I want to do that too.

Week Twenty One: Planning

At the start of this week I took some time to consider and list all the tasks that need to be completed in order to both finish my project and fulfil the module requirements. Then I allocated various tasks to the remaining weeks of my undergraduate studies. Thankfully, on paper at least, everything seems intense but manageable as long as I am able to keep to this schedule. From here on out, I’m going to treat each week as a design sprint with a small number of targets to reach by Saturday evening, with Sunday being a time to reflect on progress made through writing entries for this blog and prepare for the new challenges of the week ahead.

image (1).jpg

Week Twenty: Mark 1 Presentations

 

This is a simple prototype demonstrating some of the functionality of my proposed app, including the key function of being able to recognise a specific card from a game. The exact wording in the audio tag combines the rules printed on the card itself with the more flavourful description present in the rules booklet for the game. This reason for this is that the setting, conceit and narrative of a game are integral to its design and are widely appreciated by players. The information relayed to a visually impaired player should therefore contain not only details of the mechanical effect of the card but also what those mechanics signify in the fictional world of the game.

Week Nineteen: Prototyping

I’ve jumped straight into exploring possible technologies to facilitate the identification of game cards as for my mark one presentation I would like to demonstrate the concept rather than the experience of interacting with it.
At the moment I am using NFC tags to identify Love Letter cards, and building the prototype in MIT’s App Inventor. This is essentially Scratch for prototyping native Android apps – it is frustratingly limiting in some respects, and while assembling code from draggable snippets is helpful for the beginner, its a little annoying if you’ve got any coding experience. However, if you’ve never tried to write an app that requires direct access to the sensors on an Android phone, its an extremely easy way to rapidly prototype anything that does just that.
Screenshot (366)
MIT App Inventor code screen. Easy, but not without bugs.
I have started with NFC because it is a very reliable technology and thus very suitable to demonstrate the idea of sight impaired players using their mobile phones to ‘read’ information on cards. However, I am not convinced that it is the best choice for the app that I will ultimately develop as a) Apple severely restrict access rights to the onboard NFC module on their phones, meaning an iPhone version is out of the question at the current time, and b) while initial costs associated with NFC are less than those for the PenFriend, after the first few hundred tags, the PenFriend system would actually be cheaper. This may not be a problem if the games to be tagged have few cards, but for games such as Dominion, NFC would ultimately become more expensive than PenFriend tagging, which is already prohibitively expensive for hobbyist gamers.

18.1 Inclusive Design and the Persona Spectrum

Solve for one, extend to many

Everyone has abilities, and limits to those abilities. Designing for people with permanent disabilities actually results in designs that benefit people universally. Constraints are a beautiful thing.

Inclusive Design Principles, Microsoft

While further investigating some of the projects Richard Banks discussed with us earlier this week, I came across Microsoft’s inclusive design methodology and toolkit. At the heart of this methodology is the study of human diversity in order to understand how individuals and groups are excluded from certain activities or services. Microsoft propose that disability arises ‘at the points of interaction between a person and society’ causing ‘mismatched interactions’ which result in ‘physical, cognitive and social exclusion’, and that exploring these ‘points of exclusion’ is the key not only to generating a solution for someone who is physically disabled but also for many who may be situationally disabled; for example, a design which is accessible to an amputee with one functional hand is likely also suitable for a new mother struggling to complete a task one handed while holding her baby with the other arm.

> [Stated goal] Carry on the blog about the card-reading app project from the point where it stops. These lines were taken from a separate source.

> [Dataset entries]
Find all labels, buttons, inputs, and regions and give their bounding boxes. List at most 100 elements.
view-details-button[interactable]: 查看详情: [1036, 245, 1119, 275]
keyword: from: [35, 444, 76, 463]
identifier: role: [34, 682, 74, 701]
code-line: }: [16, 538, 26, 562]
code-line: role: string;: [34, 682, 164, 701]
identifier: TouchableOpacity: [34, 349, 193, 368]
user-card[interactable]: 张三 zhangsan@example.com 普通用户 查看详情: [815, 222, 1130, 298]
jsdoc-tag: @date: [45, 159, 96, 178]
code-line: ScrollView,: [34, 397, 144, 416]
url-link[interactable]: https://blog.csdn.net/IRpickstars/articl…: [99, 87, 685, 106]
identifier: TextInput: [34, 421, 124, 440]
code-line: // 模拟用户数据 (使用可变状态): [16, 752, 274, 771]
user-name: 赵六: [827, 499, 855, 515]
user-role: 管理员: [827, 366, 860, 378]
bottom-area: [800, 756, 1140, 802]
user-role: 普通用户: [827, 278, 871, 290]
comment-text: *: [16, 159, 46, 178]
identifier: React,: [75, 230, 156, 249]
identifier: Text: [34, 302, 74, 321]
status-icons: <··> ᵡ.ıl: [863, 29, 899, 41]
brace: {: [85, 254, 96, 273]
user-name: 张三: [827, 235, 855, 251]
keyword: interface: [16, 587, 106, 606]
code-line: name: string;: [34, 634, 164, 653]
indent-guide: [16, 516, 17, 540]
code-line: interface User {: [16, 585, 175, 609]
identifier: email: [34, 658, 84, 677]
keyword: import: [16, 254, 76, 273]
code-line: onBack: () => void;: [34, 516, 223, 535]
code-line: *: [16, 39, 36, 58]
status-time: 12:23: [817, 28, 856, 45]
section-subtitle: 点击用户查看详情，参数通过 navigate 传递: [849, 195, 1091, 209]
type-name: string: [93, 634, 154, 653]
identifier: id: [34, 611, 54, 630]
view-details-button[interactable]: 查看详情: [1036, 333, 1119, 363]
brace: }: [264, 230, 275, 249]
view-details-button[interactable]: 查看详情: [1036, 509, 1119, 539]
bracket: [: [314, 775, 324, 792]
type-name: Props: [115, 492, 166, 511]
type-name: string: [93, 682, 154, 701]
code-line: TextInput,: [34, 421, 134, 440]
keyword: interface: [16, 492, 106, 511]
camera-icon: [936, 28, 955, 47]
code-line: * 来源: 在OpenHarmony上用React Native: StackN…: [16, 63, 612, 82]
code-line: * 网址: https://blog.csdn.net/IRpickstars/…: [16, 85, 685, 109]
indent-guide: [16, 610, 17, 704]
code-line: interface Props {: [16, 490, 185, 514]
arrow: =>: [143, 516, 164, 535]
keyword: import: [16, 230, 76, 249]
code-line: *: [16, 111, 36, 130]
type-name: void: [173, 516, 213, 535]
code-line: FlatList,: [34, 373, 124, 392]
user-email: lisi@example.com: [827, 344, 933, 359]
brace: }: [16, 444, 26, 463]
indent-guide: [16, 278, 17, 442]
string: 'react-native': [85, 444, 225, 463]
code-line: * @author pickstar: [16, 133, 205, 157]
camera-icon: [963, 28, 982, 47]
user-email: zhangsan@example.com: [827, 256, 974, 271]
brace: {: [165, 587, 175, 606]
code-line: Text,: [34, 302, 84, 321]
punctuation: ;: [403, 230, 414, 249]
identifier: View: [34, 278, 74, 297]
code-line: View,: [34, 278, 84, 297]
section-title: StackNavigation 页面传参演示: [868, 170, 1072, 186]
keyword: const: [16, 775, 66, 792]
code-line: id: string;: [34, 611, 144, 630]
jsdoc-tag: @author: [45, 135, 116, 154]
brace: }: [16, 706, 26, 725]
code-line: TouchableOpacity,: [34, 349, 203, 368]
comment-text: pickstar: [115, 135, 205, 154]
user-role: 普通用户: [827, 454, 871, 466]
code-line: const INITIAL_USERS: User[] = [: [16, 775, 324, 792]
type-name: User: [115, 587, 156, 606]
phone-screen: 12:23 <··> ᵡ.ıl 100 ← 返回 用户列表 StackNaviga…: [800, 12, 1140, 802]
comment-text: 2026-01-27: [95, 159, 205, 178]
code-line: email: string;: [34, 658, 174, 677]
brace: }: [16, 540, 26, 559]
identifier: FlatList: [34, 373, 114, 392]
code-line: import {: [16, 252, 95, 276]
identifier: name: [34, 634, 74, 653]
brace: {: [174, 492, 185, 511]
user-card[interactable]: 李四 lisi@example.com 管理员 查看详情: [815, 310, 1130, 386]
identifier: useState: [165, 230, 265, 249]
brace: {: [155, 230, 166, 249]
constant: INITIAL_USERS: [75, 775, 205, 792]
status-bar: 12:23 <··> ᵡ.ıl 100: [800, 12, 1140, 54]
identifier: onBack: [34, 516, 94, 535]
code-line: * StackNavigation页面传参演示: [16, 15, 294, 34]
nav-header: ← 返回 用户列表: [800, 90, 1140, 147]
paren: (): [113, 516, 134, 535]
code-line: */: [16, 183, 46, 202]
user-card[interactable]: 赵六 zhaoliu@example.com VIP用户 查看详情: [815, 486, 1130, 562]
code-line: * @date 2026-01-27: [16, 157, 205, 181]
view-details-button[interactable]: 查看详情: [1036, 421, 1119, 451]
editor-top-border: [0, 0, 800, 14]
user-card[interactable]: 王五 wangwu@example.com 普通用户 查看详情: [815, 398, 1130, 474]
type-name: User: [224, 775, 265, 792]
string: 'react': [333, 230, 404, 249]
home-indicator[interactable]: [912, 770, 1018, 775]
--
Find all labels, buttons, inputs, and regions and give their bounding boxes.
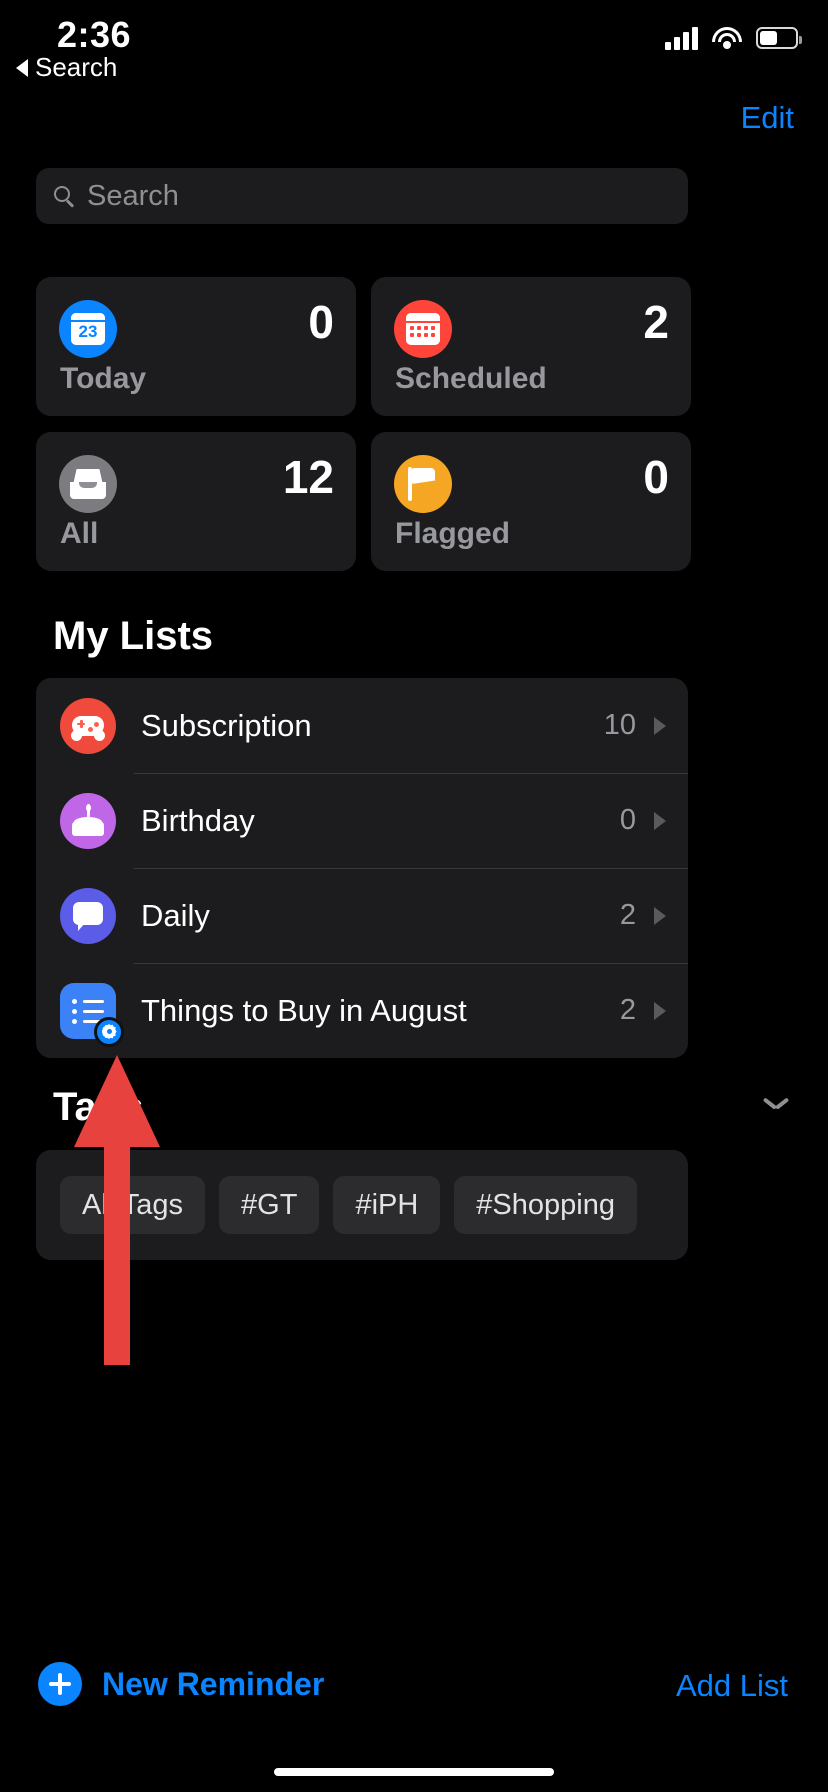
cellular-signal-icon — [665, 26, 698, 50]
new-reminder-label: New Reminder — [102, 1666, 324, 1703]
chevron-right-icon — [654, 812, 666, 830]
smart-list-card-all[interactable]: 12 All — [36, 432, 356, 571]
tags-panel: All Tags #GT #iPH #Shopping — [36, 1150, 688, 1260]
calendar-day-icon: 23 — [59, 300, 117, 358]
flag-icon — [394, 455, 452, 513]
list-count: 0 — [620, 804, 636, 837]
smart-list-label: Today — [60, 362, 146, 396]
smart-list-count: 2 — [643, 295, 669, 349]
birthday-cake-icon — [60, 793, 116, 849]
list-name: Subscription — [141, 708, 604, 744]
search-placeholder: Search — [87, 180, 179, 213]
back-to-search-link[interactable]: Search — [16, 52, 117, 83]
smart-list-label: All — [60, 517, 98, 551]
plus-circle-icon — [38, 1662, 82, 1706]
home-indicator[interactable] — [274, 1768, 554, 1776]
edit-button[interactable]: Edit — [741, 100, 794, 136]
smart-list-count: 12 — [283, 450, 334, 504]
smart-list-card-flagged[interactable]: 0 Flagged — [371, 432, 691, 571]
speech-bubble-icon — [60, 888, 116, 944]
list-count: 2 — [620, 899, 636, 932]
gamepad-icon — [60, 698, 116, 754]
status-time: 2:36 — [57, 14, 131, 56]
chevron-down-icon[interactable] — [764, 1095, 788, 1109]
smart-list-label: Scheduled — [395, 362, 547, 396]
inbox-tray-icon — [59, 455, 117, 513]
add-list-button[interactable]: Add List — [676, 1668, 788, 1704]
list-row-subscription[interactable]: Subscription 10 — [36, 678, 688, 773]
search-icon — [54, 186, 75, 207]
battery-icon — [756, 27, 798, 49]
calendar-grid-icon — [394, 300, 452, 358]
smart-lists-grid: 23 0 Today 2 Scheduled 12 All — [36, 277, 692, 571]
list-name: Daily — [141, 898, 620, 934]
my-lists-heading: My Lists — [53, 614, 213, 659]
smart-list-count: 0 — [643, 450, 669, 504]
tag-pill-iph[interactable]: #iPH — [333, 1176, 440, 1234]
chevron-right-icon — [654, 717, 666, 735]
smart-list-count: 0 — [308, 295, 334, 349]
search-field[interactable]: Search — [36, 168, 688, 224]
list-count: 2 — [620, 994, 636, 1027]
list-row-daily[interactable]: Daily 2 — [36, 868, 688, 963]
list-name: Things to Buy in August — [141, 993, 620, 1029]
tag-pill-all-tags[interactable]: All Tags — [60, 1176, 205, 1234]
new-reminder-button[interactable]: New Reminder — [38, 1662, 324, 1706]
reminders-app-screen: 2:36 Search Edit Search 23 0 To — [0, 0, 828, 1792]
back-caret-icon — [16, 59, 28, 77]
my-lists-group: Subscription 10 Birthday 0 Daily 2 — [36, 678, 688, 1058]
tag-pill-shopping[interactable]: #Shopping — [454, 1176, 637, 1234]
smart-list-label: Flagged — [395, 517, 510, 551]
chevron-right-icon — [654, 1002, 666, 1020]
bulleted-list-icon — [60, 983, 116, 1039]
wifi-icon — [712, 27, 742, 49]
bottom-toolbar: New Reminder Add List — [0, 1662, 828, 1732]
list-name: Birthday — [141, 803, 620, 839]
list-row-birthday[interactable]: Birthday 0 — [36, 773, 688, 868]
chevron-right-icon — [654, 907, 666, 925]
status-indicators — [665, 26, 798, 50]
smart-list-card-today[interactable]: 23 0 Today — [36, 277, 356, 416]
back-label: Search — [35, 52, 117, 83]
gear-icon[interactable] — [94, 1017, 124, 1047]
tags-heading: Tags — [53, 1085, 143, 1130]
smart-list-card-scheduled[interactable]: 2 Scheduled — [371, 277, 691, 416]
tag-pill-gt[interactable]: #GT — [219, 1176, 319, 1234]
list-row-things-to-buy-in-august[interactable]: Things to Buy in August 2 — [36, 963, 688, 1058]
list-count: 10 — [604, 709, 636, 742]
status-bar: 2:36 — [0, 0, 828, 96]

> [Result of this task]
The toolkit contains an exercise to generate a persona spectrum which maps a permanent disability to temporary and situational impairments, reflecting the wide range of people a solution originally proposed to assist a person with a permanent limitation could potentially benefit.

IMG_20170428_125454.jpg

For this project, the persona spectrum extends beyond the intended audience of visually impaired people, to groups who would have difficulty reading text under certain circumstances, such as exchange students playing games in languages other than their own native tongue; to people who are capable of understanding the concepts of a game, but not the terms in which they are described, such as less well-educated people who may not have previously encountered some of the archaic language used in games with a fantasy or historical setting, or those of a different culture or generation from that of the designers. It is also potentially useful for players of customizable card games, such as Magic: The Gathering, as a means of identifying foreign language cards which are often obtained by players buying cards in bulk on the secondary market, and frequently found for sale in games stores.

IMG_20170428_130236.jpg
Persona Spectrum, updated March 11th 2017, in light of conversation with Michael Heron, to include people with cognitive impairments, who can see but not interpret the information on a game card.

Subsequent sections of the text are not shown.